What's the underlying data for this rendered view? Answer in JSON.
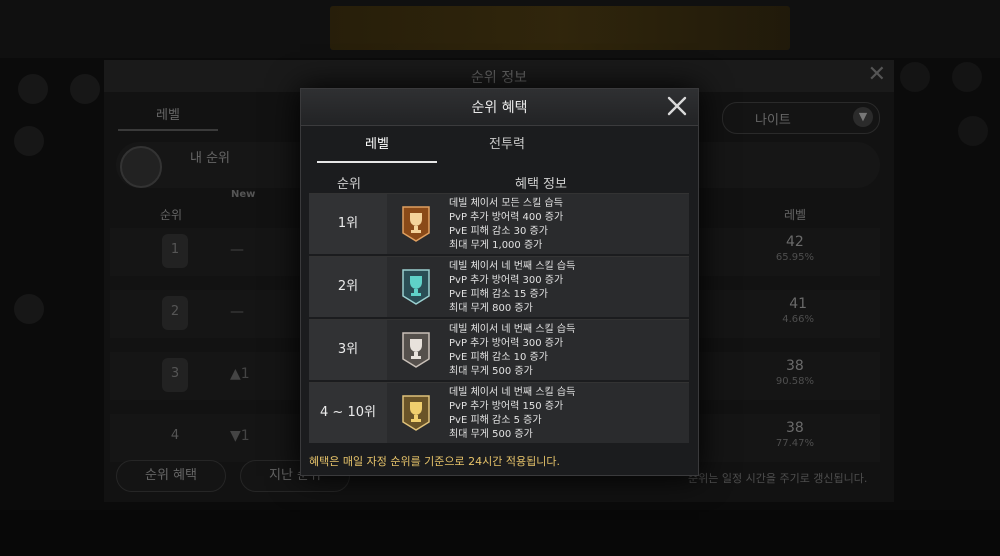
{
  "background": {
    "window_title": "순위 정보",
    "tab_level": "레벨",
    "my_rank_label": "내 순위",
    "new_badge": "New",
    "col_rank": "순위",
    "col_level": "레벨",
    "class_select": "나이트",
    "rows": [
      {
        "rank": "1",
        "change": "—",
        "level": "42",
        "percent": "65.95%"
      },
      {
        "rank": "2",
        "change": "—",
        "level": "41",
        "percent": "4.66%"
      },
      {
        "rank": "3",
        "change": "▲1",
        "level": "38",
        "percent": "90.58%"
      },
      {
        "rank": "4",
        "change": "▼1",
        "level": "38",
        "percent": "77.47%"
      }
    ],
    "button_rank_reward": "순위 혜택",
    "button_last_rank": "지난 순위",
    "footer_note": "순위는 일정 시간을 주기로 갱신됩니다."
  },
  "modal": {
    "title": "순위 혜택",
    "tabs": [
      {
        "label": "레벨",
        "active": true
      },
      {
        "label": "전투력",
        "active": false
      }
    ],
    "col_rank": "순위",
    "col_benefit": "혜택 정보",
    "rewards": [
      {
        "rank": "1위",
        "medal": "gold-trophy-medal",
        "color": "#c8742a",
        "lines": [
          "데빌 체이서 모든 스킬 습득",
          "PvP 추가 방어력 400 증가",
          "PvE 피해 감소 30 증가",
          "최대 무게 1,000 증가"
        ]
      },
      {
        "rank": "2위",
        "medal": "teal-trophy-medal",
        "color": "#3aa6a0",
        "lines": [
          "데빌 체이서 네 번째 스킬 습득",
          "PvP 추가 방어력 300 증가",
          "PvE 피해 감소 15 증가",
          "최대 무게 800 증가"
        ]
      },
      {
        "rank": "3위",
        "medal": "silver-trophy-medal",
        "color": "#9a9a9a",
        "lines": [
          "데빌 체이서 네 번째 스킬 습득",
          "PvP 추가 방어력 300 증가",
          "PvE 피해 감소 10 증가",
          "최대 무게 500 증가"
        ]
      },
      {
        "rank": "4 ~ 10위",
        "medal": "gold-small-trophy-medal",
        "color": "#c99a3a",
        "lines": [
          "데빌 체이서 네 번째 스킬 습득",
          "PvP 추가 방어력 150 증가",
          "PvE 피해 감소 5 증가",
          "최대 무게 500 증가"
        ]
      }
    ],
    "note": "혜택은 매일 자정 순위를 기준으로 24시간 적용됩니다.",
    "accent_note_color": "#e6c36a"
  }
}
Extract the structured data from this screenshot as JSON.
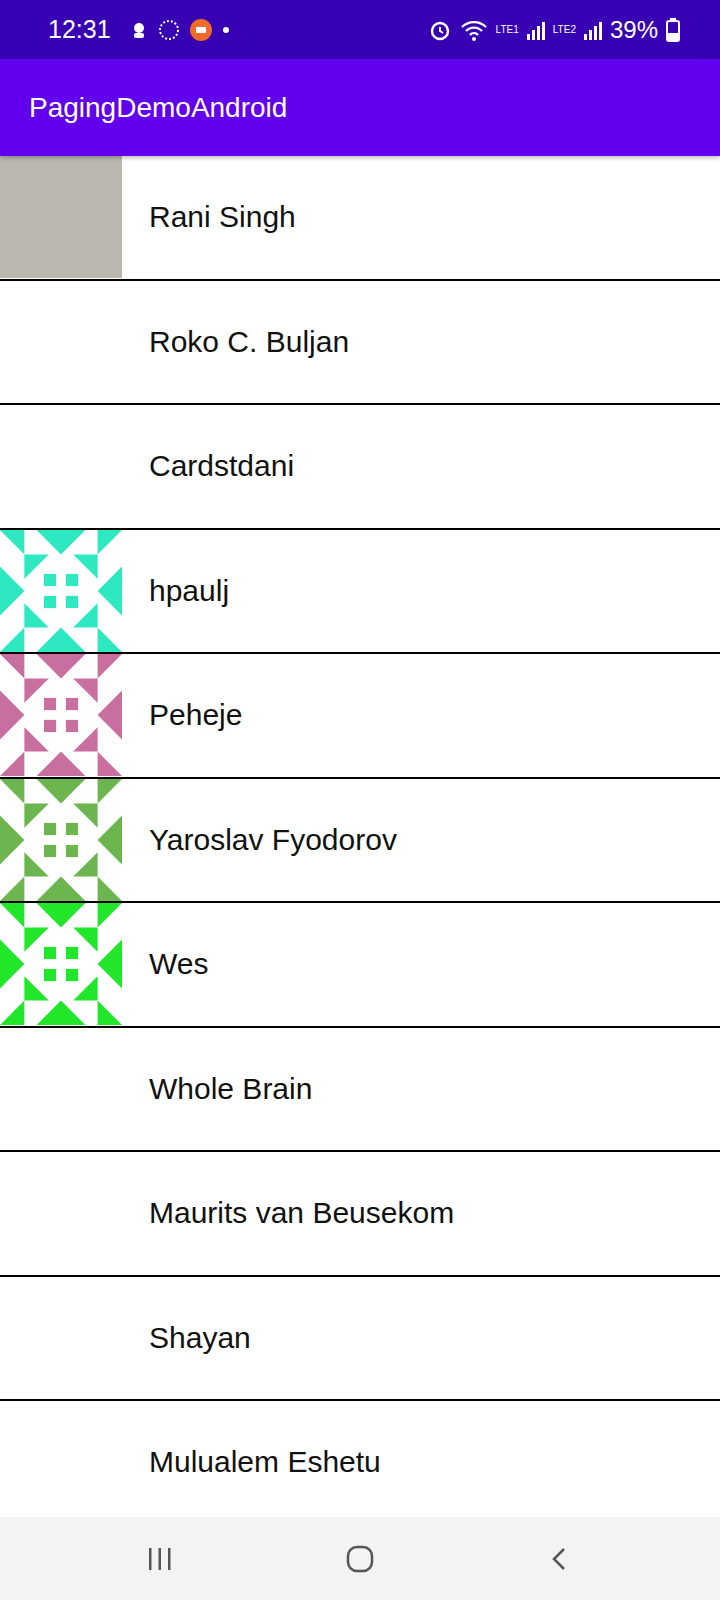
{
  "status_bar": {
    "time": "12:31",
    "signals": [
      "LTE1",
      "LTE2"
    ],
    "battery": "39%",
    "battery_level": 0.39
  },
  "app_bar": {
    "title": "PagingDemoAndroid"
  },
  "list": [
    {
      "name": "Rani Singh",
      "kind": "photo"
    },
    {
      "name": "Roko C. Buljan",
      "kind": "none"
    },
    {
      "name": "Cardstdani",
      "kind": "none"
    },
    {
      "name": "hpaulj",
      "kind": "identicon",
      "color": "#2ee8c2"
    },
    {
      "name": "Peheje",
      "kind": "identicon",
      "color": "#c96f9f"
    },
    {
      "name": "Yaroslav Fyodorov",
      "kind": "identicon",
      "color": "#6db64f"
    },
    {
      "name": "Wes",
      "kind": "identicon",
      "color": "#22e62a"
    },
    {
      "name": "Whole Brain",
      "kind": "none"
    },
    {
      "name": "Maurits van Beusekom",
      "kind": "none"
    },
    {
      "name": "Shayan",
      "kind": "none"
    },
    {
      "name": "Mulualem Eshetu",
      "kind": "none"
    }
  ]
}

:::

◆ **Goal**
Repeat the material verbatim. Do not carry over any picture.

◆ **Expected answer**
What's the underlying data for this rendered view? Answer in JSON.
{
  "background": {
    "window_title": "순위 정보",
    "tab_level": "레벨",
    "my_rank_label": "내 순위",
    "new_badge": "New",
    "col_rank": "순위",
    "col_level": "레벨",
    "class_select": "나이트",
    "rows": [
      {
        "rank": "1",
        "change": "—",
        "level": "42",
        "percent": "65.95%"
      },
      {
        "rank": "2",
        "change": "—",
        "level": "41",
        "percent": "4.66%"
      },
      {
        "rank": "3",
        "change": "▲1",
        "level": "38",
        "percent": "90.58%"
      },
      {
        "rank": "4",
        "change": "▼1",
        "level": "38",
        "percent": "77.47%"
      }
    ],
    "button_rank_reward": "순위 혜택",
    "button_last_rank": "지난 순위",
    "footer_note": "순위는 일정 시간을 주기로 갱신됩니다."
  },
  "modal": {
    "title": "순위 혜택",
    "tabs": [
      {
        "label": "레벨",
        "active": true
      },
      {
        "label": "전투력",
        "active": false
      }
    ],
    "col_rank": "순위",
    "col_benefit": "혜택 정보",
    "rewards": [
      {
        "rank": "1위",
        "medal": "gold-trophy-medal",
        "color": "#c8742a",
        "lines": [
          "데빌 체이서 모든 스킬 습득",
          "PvP 추가 방어력 400 증가",
          "PvE 피해 감소 30 증가",
          "최대 무게 1,000 증가"
        ]
      },
      {
        "rank": "2위",
        "medal": "teal-trophy-medal",
        "color": "#3aa6a0",
        "lines": [
          "데빌 체이서 네 번째 스킬 습득",
          "PvP 추가 방어력 300 증가",
          "PvE 피해 감소 15 증가",
          "최대 무게 800 증가"
        ]
      },
      {
        "rank": "3위",
        "medal": "silver-trophy-medal",
        "color": "#9a9a9a",
        "lines": [
          "데빌 체이서 네 번째 스킬 습득",
          "PvP 추가 방어력 300 증가",
          "PvE 피해 감소 10 증가",
          "최대 무게 500 증가"
        ]
      },
      {
        "rank": "4 ~ 10위",
        "medal": "gold-small-trophy-medal",
        "color": "#c99a3a",
        "lines": [
          "데빌 체이서 네 번째 스킬 습득",
          "PvP 추가 방어력 150 증가",
          "PvE 피해 감소 5 증가",
          "최대 무게 500 증가"
        ]
      }
    ],
    "note": "혜택은 매일 자정 순위를 기준으로 24시간 적용됩니다.",
    "accent_note_color": "#e6c36a"
  }
}
Extract the structured data from this screenshot as JSON.
{
  "status_bar": {
    "time": "12:31",
    "signals": [
      "LTE1",
      "LTE2"
    ],
    "battery": "39%",
    "battery_level": 0.39
  },
  "app_bar": {
    "title": "PagingDemoAndroid"
  },
  "list": [
    {
      "name": "Rani Singh",
      "kind": "photo"
    },
    {
      "name": "Roko C. Buljan",
      "kind": "none"
    },
    {
      "name": "Cardstdani",
      "kind": "none"
    },
    {
      "name": "hpaulj",
      "kind": "identicon",
      "color": "#2ee8c2"
    },
    {
      "name": "Peheje",
      "kind": "identicon",
      "color": "#c96f9f"
    },
    {
      "name": "Yaroslav Fyodorov",
      "kind": "identicon",
      "color": "#6db64f"
    },
    {
      "name": "Wes",
      "kind": "identicon",
      "color": "#22e62a"
    },
    {
      "name": "Whole Brain",
      "kind": "none"
    },
    {
      "name": "Maurits van Beusekom",
      "kind": "none"
    },
    {
      "name": "Shayan",
      "kind": "none"
    },
    {
      "name": "Mulualem Eshetu",
      "kind": "none"
    }
  ]
}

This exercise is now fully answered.